• **Given information**:
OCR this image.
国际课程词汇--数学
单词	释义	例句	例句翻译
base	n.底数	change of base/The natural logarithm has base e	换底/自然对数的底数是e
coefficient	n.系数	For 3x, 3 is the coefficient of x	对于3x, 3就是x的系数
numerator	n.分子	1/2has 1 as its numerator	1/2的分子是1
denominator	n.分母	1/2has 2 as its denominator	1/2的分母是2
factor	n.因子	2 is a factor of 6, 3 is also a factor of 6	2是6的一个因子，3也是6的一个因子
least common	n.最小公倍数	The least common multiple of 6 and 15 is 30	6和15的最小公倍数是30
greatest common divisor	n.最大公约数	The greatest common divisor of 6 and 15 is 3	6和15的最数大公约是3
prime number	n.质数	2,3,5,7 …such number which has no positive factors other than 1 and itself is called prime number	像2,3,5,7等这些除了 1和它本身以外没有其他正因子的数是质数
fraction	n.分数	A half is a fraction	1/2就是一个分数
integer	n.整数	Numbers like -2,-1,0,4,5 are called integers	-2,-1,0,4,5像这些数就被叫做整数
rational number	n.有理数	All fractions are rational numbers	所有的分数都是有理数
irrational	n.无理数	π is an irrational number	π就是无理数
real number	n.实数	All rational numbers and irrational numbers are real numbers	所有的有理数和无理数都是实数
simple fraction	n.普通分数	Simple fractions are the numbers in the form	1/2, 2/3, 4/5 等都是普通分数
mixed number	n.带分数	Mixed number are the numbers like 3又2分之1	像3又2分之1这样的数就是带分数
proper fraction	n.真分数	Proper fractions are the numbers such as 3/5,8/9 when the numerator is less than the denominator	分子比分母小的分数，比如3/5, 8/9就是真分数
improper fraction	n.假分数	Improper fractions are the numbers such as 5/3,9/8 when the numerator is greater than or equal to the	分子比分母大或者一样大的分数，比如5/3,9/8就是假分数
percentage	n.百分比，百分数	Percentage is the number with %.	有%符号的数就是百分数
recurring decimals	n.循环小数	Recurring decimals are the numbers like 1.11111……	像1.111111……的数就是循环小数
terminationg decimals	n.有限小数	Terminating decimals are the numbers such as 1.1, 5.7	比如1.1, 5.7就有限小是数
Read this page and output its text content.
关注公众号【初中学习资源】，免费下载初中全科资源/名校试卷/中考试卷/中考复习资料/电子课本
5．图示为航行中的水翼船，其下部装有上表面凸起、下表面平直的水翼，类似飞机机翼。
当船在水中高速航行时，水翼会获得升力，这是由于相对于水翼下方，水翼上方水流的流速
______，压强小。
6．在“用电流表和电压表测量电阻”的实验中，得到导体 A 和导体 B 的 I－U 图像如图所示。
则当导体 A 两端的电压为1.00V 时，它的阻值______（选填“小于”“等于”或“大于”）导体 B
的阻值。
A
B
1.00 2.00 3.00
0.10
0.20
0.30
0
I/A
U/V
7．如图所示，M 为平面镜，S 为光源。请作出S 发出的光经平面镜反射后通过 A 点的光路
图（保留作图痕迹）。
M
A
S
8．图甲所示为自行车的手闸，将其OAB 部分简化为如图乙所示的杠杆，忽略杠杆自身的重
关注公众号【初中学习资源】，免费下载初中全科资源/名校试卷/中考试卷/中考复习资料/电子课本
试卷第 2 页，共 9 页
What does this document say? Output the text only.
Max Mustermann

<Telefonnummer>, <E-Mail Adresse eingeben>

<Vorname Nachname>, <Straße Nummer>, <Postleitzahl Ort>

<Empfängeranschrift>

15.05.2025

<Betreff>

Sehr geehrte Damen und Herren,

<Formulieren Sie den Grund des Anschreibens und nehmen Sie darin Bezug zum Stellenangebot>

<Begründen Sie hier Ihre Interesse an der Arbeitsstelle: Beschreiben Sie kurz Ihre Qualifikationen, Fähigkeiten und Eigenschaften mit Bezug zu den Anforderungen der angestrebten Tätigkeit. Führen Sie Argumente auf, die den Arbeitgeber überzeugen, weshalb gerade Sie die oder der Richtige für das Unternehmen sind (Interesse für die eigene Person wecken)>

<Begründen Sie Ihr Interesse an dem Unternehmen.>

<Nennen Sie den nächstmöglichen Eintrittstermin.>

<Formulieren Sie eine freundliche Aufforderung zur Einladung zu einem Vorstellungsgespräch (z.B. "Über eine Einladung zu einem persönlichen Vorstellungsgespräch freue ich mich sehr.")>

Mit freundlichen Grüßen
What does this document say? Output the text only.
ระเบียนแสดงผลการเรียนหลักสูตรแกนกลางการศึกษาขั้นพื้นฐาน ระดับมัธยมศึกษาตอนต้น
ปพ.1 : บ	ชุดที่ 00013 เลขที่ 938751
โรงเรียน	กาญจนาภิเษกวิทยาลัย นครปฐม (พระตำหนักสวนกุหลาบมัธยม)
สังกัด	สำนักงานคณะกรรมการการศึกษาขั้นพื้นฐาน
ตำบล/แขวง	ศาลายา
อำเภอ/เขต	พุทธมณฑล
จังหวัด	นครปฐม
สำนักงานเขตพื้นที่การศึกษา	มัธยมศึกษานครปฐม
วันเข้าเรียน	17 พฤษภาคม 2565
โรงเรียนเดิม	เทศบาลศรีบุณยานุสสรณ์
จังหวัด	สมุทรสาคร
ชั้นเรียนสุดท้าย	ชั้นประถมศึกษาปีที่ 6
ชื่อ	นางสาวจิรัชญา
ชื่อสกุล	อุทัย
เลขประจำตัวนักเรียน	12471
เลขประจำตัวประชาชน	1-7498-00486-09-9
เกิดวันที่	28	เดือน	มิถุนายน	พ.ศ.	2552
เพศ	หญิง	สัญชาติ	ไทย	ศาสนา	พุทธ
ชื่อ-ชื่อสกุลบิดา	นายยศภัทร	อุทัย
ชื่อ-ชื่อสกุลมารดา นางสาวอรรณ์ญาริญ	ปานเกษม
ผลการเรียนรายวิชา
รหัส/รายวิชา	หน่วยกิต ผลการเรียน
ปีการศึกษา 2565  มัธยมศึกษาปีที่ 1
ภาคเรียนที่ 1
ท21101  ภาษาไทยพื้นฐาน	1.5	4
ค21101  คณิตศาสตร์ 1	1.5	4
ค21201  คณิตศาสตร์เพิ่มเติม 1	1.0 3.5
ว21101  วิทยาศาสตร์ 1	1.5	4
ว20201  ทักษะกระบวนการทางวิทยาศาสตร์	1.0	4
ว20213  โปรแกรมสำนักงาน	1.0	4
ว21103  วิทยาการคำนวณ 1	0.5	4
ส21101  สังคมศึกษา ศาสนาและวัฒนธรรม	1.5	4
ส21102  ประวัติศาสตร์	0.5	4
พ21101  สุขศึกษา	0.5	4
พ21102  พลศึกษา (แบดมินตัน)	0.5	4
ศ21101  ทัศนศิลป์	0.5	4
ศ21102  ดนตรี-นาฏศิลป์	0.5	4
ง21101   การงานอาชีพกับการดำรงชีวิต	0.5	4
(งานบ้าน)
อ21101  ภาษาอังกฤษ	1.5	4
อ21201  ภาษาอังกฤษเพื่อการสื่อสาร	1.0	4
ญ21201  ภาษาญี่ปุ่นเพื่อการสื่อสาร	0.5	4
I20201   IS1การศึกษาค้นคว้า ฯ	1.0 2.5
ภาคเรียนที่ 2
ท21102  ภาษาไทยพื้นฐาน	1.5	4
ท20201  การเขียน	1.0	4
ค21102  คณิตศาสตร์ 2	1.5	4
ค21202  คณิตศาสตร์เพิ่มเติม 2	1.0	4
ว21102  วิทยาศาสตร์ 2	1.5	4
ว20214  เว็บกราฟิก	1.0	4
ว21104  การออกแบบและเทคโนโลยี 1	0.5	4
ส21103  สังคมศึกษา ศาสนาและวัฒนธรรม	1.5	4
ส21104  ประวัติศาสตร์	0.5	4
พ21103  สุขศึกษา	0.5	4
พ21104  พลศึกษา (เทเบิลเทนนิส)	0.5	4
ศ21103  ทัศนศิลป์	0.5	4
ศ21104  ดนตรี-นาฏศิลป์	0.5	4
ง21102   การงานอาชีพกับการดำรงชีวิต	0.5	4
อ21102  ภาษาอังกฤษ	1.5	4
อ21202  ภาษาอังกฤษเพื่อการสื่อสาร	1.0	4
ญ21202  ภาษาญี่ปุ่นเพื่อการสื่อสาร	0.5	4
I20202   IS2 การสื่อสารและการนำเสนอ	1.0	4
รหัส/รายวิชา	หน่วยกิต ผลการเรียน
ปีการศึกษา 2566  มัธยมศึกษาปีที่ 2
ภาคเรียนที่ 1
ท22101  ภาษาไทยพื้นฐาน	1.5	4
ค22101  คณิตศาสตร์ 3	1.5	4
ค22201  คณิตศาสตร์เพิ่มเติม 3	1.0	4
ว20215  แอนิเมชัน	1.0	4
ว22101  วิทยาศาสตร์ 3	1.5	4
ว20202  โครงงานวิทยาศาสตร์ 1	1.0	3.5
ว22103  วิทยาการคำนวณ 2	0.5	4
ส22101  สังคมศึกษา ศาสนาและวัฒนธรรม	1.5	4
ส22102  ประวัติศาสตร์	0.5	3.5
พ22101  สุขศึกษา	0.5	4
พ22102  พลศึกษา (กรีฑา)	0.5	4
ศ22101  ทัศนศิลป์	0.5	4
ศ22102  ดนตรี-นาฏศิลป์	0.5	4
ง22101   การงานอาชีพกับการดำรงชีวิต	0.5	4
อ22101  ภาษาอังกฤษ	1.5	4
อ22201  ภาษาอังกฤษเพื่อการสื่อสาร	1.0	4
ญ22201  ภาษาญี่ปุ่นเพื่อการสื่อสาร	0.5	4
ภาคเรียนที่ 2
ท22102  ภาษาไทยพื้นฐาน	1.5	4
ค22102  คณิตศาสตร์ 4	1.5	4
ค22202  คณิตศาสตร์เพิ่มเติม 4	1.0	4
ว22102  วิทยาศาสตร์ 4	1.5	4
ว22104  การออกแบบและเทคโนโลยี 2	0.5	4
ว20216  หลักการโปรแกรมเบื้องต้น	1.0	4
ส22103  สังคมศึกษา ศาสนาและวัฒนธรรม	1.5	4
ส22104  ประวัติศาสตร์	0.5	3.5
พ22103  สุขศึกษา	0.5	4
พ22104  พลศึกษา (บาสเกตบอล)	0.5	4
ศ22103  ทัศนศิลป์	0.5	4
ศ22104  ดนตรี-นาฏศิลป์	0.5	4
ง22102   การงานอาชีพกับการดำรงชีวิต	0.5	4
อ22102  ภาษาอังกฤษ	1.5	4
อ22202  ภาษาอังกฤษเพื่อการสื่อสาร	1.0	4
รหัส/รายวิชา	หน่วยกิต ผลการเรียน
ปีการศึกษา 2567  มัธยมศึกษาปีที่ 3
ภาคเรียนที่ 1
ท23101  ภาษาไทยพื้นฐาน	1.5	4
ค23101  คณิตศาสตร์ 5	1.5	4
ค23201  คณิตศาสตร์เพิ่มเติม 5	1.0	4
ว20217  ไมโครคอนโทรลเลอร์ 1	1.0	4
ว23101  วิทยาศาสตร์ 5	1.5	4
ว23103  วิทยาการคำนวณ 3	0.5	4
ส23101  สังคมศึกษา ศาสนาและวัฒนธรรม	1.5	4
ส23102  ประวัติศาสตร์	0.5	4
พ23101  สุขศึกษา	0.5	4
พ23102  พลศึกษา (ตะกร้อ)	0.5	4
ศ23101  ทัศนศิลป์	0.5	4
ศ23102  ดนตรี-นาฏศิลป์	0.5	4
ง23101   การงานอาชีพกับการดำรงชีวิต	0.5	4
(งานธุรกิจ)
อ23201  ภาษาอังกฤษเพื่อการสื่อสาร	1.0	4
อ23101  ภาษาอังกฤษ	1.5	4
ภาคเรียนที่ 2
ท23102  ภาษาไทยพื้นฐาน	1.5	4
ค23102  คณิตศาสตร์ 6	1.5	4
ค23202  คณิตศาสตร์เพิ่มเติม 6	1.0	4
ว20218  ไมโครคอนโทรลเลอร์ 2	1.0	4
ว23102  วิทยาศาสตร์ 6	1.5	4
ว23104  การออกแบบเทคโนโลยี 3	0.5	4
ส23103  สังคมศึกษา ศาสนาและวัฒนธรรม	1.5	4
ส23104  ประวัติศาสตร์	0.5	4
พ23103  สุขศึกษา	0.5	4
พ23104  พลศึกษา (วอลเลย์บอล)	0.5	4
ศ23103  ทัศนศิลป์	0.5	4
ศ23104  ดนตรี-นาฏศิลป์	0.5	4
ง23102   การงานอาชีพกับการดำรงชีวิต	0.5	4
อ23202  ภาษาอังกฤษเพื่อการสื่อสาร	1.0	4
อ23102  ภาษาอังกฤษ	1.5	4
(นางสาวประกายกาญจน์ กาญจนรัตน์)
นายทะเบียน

• **Short task**:
Reply with the number of lines in the material above that contain "การออกแบบและเทคโนโลย", and nothing more.

• **Result of this exercise**:
2